* [WORK TO COMPLETE]:
Look through the records below, and copy out every line that holds the string "Ashi".

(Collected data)

══════

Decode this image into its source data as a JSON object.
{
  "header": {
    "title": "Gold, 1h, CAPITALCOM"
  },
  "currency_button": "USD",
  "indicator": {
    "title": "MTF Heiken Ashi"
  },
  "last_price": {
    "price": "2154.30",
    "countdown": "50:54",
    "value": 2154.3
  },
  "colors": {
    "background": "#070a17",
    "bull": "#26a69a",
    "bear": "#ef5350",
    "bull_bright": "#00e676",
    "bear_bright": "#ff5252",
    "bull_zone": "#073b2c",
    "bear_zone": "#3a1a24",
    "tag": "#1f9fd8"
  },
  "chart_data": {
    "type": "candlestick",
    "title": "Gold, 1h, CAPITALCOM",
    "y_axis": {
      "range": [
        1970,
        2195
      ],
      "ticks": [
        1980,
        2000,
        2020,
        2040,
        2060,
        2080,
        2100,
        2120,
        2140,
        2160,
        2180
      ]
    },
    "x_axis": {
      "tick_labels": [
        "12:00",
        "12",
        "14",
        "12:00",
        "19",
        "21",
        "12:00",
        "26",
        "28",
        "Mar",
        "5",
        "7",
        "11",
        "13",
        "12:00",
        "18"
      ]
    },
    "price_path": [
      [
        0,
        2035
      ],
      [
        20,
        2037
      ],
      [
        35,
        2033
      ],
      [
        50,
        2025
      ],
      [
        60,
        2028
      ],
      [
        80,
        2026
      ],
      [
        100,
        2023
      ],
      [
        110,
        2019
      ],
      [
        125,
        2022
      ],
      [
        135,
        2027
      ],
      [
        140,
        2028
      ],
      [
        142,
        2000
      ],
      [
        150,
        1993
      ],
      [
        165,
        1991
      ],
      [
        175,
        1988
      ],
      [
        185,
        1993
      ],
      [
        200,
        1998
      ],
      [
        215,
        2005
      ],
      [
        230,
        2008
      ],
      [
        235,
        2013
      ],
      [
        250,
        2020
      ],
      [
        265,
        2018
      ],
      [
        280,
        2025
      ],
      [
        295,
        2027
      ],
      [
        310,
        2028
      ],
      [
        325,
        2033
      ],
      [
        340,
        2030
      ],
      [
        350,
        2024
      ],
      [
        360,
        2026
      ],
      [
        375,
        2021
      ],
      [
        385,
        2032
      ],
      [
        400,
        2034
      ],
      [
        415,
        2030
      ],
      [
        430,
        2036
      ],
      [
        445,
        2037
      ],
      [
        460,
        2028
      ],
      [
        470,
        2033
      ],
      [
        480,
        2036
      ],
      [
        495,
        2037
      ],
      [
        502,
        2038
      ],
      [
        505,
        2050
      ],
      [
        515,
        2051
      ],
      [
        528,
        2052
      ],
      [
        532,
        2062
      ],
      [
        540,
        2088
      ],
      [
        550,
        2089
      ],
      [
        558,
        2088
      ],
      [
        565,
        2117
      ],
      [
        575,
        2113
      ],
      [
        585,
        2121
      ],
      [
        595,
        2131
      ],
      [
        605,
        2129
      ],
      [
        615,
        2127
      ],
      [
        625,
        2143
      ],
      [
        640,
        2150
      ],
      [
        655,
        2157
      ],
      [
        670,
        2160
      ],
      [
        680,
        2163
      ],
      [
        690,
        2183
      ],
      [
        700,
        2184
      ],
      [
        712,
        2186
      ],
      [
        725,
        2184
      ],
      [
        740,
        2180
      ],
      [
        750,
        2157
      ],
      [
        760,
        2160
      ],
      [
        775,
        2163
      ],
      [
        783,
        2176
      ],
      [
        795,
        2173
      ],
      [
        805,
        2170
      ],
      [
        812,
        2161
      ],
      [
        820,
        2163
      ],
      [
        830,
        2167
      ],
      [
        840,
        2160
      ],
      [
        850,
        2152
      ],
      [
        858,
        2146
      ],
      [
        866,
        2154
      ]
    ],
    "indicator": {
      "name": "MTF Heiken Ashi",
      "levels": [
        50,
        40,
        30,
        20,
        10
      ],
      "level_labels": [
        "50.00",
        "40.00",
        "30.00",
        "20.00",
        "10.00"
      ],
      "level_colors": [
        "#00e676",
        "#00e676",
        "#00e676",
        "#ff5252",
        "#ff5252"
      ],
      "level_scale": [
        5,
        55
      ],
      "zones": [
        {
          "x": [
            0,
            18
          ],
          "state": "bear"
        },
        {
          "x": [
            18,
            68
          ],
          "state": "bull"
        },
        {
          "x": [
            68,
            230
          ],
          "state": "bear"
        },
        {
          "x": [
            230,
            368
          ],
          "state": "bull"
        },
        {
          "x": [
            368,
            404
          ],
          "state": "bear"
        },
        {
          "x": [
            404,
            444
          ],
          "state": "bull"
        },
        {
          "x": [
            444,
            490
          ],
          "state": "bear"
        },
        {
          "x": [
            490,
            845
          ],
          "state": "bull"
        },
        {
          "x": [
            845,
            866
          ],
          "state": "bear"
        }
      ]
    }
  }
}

══════

* [CORRECT OUTPUT]:
    "title": "MTF Heiken Ashi"
      "name": "MTF Heiken Ashi",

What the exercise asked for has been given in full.